* DIRECTION
All of the data should be output character for character, except the pictures.

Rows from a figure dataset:
################

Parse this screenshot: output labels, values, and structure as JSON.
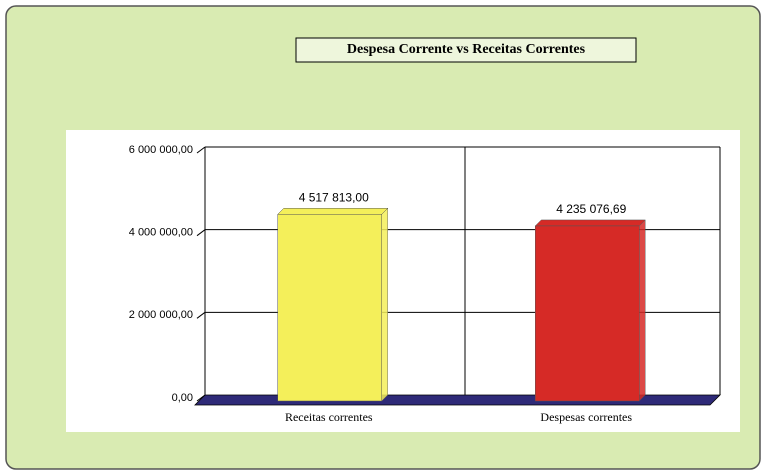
{
  "chart_data": {
    "type": "bar",
    "title": "Despesa Corrente vs Receitas Correntes",
    "categories": [
      "Receitas correntes",
      "Despesas correntes"
    ],
    "values": [
      4517813.0,
      4235076.69
    ],
    "value_labels": [
      "4 517 813,00",
      "4 235 076,69"
    ],
    "colors": [
      "#f4ef5a",
      "#d62a26"
    ],
    "ylim": [
      0,
      6000000
    ],
    "yticks": [
      {
        "value": 0,
        "label": "0,00"
      },
      {
        "value": 2000000,
        "label": "2 000 000,00"
      },
      {
        "value": 4000000,
        "label": "4 000 000,00"
      },
      {
        "value": 6000000,
        "label": "6 000 000,00"
      }
    ],
    "grid": true
  }
}
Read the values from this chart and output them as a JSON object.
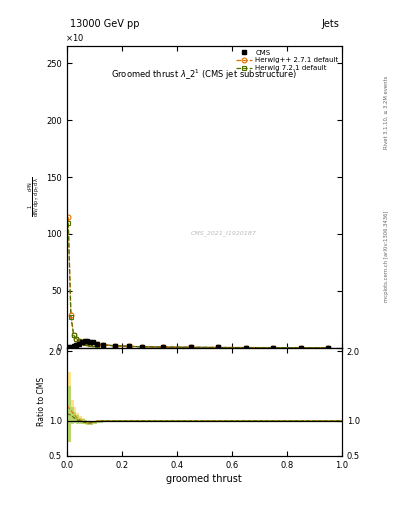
{
  "title_top_left": "13000 GeV pp",
  "title_top_right": "Jets",
  "plot_title": "Groomed thrust $\\lambda\\_2^1$ (CMS jet substructure)",
  "xlabel": "groomed thrust",
  "ylabel_main": "$\\frac{1}{\\mathrm{d}N\\,/\\,\\mathrm{d}p_T}\\,\\frac{\\mathrm{d}^2 N}{\\mathrm{d}p_T\\,\\mathrm{d}\\lambda}$",
  "ylabel_ratio": "Ratio to CMS",
  "watermark": "CMS_2021_I1920187",
  "right_label": "mcplots.cern.ch [arXiv:1306.3436]",
  "right_label2": "Rivet 3.1.10, ≥ 3.2M events",
  "ylim_main": [
    0,
    265
  ],
  "ylim_ratio": [
    0.5,
    2.05
  ],
  "xlim": [
    0,
    1
  ],
  "scale_factor": 10,
  "cms_x": [
    0.005,
    0.015,
    0.025,
    0.035,
    0.045,
    0.055,
    0.065,
    0.075,
    0.085,
    0.095,
    0.11,
    0.13,
    0.175,
    0.225,
    0.275,
    0.35,
    0.45,
    0.55,
    0.65,
    0.75,
    0.85,
    0.95
  ],
  "cms_y": [
    1.0,
    1.2,
    1.5,
    2.5,
    3.8,
    5.0,
    5.8,
    6.0,
    5.5,
    4.8,
    3.8,
    2.8,
    2.0,
    1.4,
    1.0,
    0.7,
    0.55,
    0.4,
    0.3,
    0.25,
    0.2,
    0.15
  ],
  "herwig_pp_x": [
    0.005,
    0.015,
    0.025,
    0.035,
    0.045,
    0.055,
    0.065,
    0.075,
    0.085,
    0.095,
    0.11,
    0.13,
    0.175,
    0.225,
    0.275,
    0.35,
    0.45,
    0.55,
    0.65,
    0.75,
    0.85,
    0.95
  ],
  "herwig_pp_y": [
    115.0,
    29.0,
    11.5,
    8.0,
    6.2,
    5.2,
    4.8,
    4.5,
    4.0,
    3.5,
    3.0,
    2.5,
    1.9,
    1.4,
    1.0,
    0.75,
    0.55,
    0.4,
    0.3,
    0.25,
    0.2,
    0.15
  ],
  "herwig7_x": [
    0.005,
    0.015,
    0.025,
    0.035,
    0.045,
    0.055,
    0.065,
    0.075,
    0.085,
    0.095,
    0.11,
    0.13,
    0.175,
    0.225,
    0.275,
    0.35,
    0.45,
    0.55,
    0.65,
    0.75,
    0.85,
    0.95
  ],
  "herwig7_y": [
    110.0,
    27.0,
    11.0,
    7.5,
    6.0,
    5.0,
    4.6,
    4.3,
    3.8,
    3.3,
    2.9,
    2.4,
    1.8,
    1.3,
    0.95,
    0.72,
    0.52,
    0.38,
    0.28,
    0.23,
    0.18,
    0.13
  ],
  "ratio_herwig_pp_x": [
    0.0,
    0.005,
    0.015,
    0.025,
    0.035,
    0.045,
    0.055,
    0.065,
    0.075,
    0.085,
    0.095,
    0.11,
    0.13,
    0.175,
    0.225,
    0.275,
    0.35,
    0.45,
    0.55,
    0.65,
    0.75,
    0.85,
    0.95,
    1.0
  ],
  "ratio_herwig_pp_y": [
    1.2,
    1.2,
    1.15,
    1.1,
    1.05,
    1.02,
    1.0,
    0.98,
    0.97,
    0.97,
    0.98,
    1.0,
    1.0,
    1.0,
    1.0,
    1.0,
    1.0,
    1.0,
    1.0,
    1.0,
    1.0,
    1.0,
    1.0,
    1.0
  ],
  "ratio_herwig_pp_err": [
    0.5,
    0.5,
    0.15,
    0.1,
    0.07,
    0.05,
    0.04,
    0.035,
    0.03,
    0.025,
    0.022,
    0.02,
    0.02,
    0.02,
    0.02,
    0.018,
    0.015,
    0.012,
    0.01,
    0.01,
    0.01,
    0.01,
    0.01,
    0.01
  ],
  "ratio_herwig7_x": [
    0.0,
    0.005,
    0.015,
    0.025,
    0.035,
    0.045,
    0.055,
    0.065,
    0.075,
    0.085,
    0.095,
    0.11,
    0.13,
    0.175,
    0.225,
    0.275,
    0.35,
    0.45,
    0.55,
    0.65,
    0.75,
    0.85,
    0.95,
    1.0
  ],
  "ratio_herwig7_y": [
    1.1,
    1.1,
    1.08,
    1.05,
    1.02,
    1.0,
    0.99,
    0.98,
    0.97,
    0.97,
    0.98,
    0.99,
    1.0,
    1.0,
    1.0,
    1.0,
    1.0,
    1.0,
    1.0,
    1.0,
    1.0,
    1.0,
    1.0,
    1.0
  ],
  "ratio_herwig7_err": [
    0.4,
    0.4,
    0.12,
    0.08,
    0.06,
    0.04,
    0.035,
    0.03,
    0.025,
    0.022,
    0.02,
    0.018,
    0.018,
    0.018,
    0.018,
    0.015,
    0.013,
    0.01,
    0.009,
    0.009,
    0.009,
    0.009,
    0.009,
    0.009
  ],
  "color_cms": "#000000",
  "color_herwig_pp": "#e07000",
  "color_herwig7": "#507000",
  "color_herwig_pp_band": "#ffe080",
  "color_herwig7_band": "#a0d060",
  "bg_color": "#ffffff"
}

################

* EXERCISE SOLUTION
Parse this screenshot: output labels, values, and structure as JSON.
{
  "chart_data": {
    "type": "bar",
    "title": "Despesa Corrente vs Receitas Correntes",
    "categories": [
      "Receitas correntes",
      "Despesas correntes"
    ],
    "values": [
      4517813.0,
      4235076.69
    ],
    "value_labels": [
      "4 517 813,00",
      "4 235 076,69"
    ],
    "colors": [
      "#f4ef5a",
      "#d62a26"
    ],
    "ylim": [
      0,
      6000000
    ],
    "yticks": [
      {
        "value": 0,
        "label": "0,00"
      },
      {
        "value": 2000000,
        "label": "2 000 000,00"
      },
      {
        "value": 4000000,
        "label": "4 000 000,00"
      },
      {
        "value": 6000000,
        "label": "6 000 000,00"
      }
    ],
    "grid": true
  }
}
Read the values from this chart and output them as a JSON object.
{
  "title_top_left": "13000 GeV pp",
  "title_top_right": "Jets",
  "plot_title": "Groomed thrust $\\lambda\\_2^1$ (CMS jet substructure)",
  "xlabel": "groomed thrust",
  "ylabel_main": "$\\frac{1}{\\mathrm{d}N\\,/\\,\\mathrm{d}p_T}\\,\\frac{\\mathrm{d}^2 N}{\\mathrm{d}p_T\\,\\mathrm{d}\\lambda}$",
  "ylabel_ratio": "Ratio to CMS",
  "watermark": "CMS_2021_I1920187",
  "right_label": "mcplots.cern.ch [arXiv:1306.3436]",
  "right_label2": "Rivet 3.1.10, ≥ 3.2M events",
  "ylim_main": [
    0,
    265
  ],
  "ylim_ratio": [
    0.5,
    2.05
  ],
  "xlim": [
    0,
    1
  ],
  "scale_factor": 10,
  "cms_x": [
    0.005,
    0.015,
    0.025,
    0.035,
    0.045,
    0.055,
    0.065,
    0.075,
    0.085,
    0.095,
    0.11,
    0.13,
    0.175,
    0.225,
    0.275,
    0.35,
    0.45,
    0.55,
    0.65,
    0.75,
    0.85,
    0.95
  ],
  "cms_y": [
    1.0,
    1.2,
    1.5,
    2.5,
    3.8,
    5.0,
    5.8,
    6.0,
    5.5,
    4.8,
    3.8,
    2.8,
    2.0,
    1.4,
    1.0,
    0.7,
    0.55,
    0.4,
    0.3,
    0.25,
    0.2,
    0.15
  ],
  "herwig_pp_x": [
    0.005,
    0.015,
    0.025,
    0.035,
    0.045,
    0.055,
    0.065,
    0.075,
    0.085,
    0.095,
    0.11,
    0.13,
    0.175,
    0.225,
    0.275,
    0.35,
    0.45,
    0.55,
    0.65,
    0.75,
    0.85,
    0.95
  ],
  "herwig_pp_y": [
    115.0,
    29.0,
    11.5,
    8.0,
    6.2,
    5.2,
    4.8,
    4.5,
    4.0,
    3.5,
    3.0,
    2.5,
    1.9,
    1.4,
    1.0,
    0.75,
    0.55,
    0.4,
    0.3,
    0.25,
    0.2,
    0.15
  ],
  "herwig7_x": [
    0.005,
    0.015,
    0.025,
    0.035,
    0.045,
    0.055,
    0.065,
    0.075,
    0.085,
    0.095,
    0.11,
    0.13,
    0.175,
    0.225,
    0.275,
    0.35,
    0.45,
    0.55,
    0.65,
    0.75,
    0.85,
    0.95
  ],
  "herwig7_y": [
    110.0,
    27.0,
    11.0,
    7.5,
    6.0,
    5.0,
    4.6,
    4.3,
    3.8,
    3.3,
    2.9,
    2.4,
    1.8,
    1.3,
    0.95,
    0.72,
    0.52,
    0.38,
    0.28,
    0.23,
    0.18,
    0.13
  ],
  "ratio_herwig_pp_x": [
    0.0,
    0.005,
    0.015,
    0.025,
    0.035,
    0.045,
    0.055,
    0.065,
    0.075,
    0.085,
    0.095,
    0.11,
    0.13,
    0.175,
    0.225,
    0.275,
    0.35,
    0.45,
    0.55,
    0.65,
    0.75,
    0.85,
    0.95,
    1.0
  ],
  "ratio_herwig_pp_y": [
    1.2,
    1.2,
    1.15,
    1.1,
    1.05,
    1.02,
    1.0,
    0.98,
    0.97,
    0.97,
    0.98,
    1.0,
    1.0,
    1.0,
    1.0,
    1.0,
    1.0,
    1.0,
    1.0,
    1.0,
    1.0,
    1.0,
    1.0,
    1.0
  ],
  "ratio_herwig_pp_err": [
    0.5,
    0.5,
    0.15,
    0.1,
    0.07,
    0.05,
    0.04,
    0.035,
    0.03,
    0.025,
    0.022,
    0.02,
    0.02,
    0.02,
    0.02,
    0.018,
    0.015,
    0.012,
    0.01,
    0.01,
    0.01,
    0.01,
    0.01,
    0.01
  ],
  "ratio_herwig7_x": [
    0.0,
    0.005,
    0.015,
    0.025,
    0.035,
    0.045,
    0.055,
    0.065,
    0.075,
    0.085,
    0.095,
    0.11,
    0.13,
    0.175,
    0.225,
    0.275,
    0.35,
    0.45,
    0.55,
    0.65,
    0.75,
    0.85,
    0.95,
    1.0
  ],
  "ratio_herwig7_y": [
    1.1,
    1.1,
    1.08,
    1.05,
    1.02,
    1.0,
    0.99,
    0.98,
    0.97,
    0.97,
    0.98,
    0.99,
    1.0,
    1.0,
    1.0,
    1.0,
    1.0,
    1.0,
    1.0,
    1.0,
    1.0,
    1.0,
    1.0,
    1.0
  ],
  "ratio_herwig7_err": [
    0.4,
    0.4,
    0.12,
    0.08,
    0.06,
    0.04,
    0.035,
    0.03,
    0.025,
    0.022,
    0.02,
    0.018,
    0.018,
    0.018,
    0.018,
    0.015,
    0.013,
    0.01,
    0.009,
    0.009,
    0.009,
    0.009,
    0.009,
    0.009
  ],
  "color_cms": "#000000",
  "color_herwig_pp": "#e07000",
  "color_herwig7": "#507000",
  "color_herwig_pp_band": "#ffe080",
  "color_herwig7_band": "#a0d060",
  "bg_color": "#ffffff"
}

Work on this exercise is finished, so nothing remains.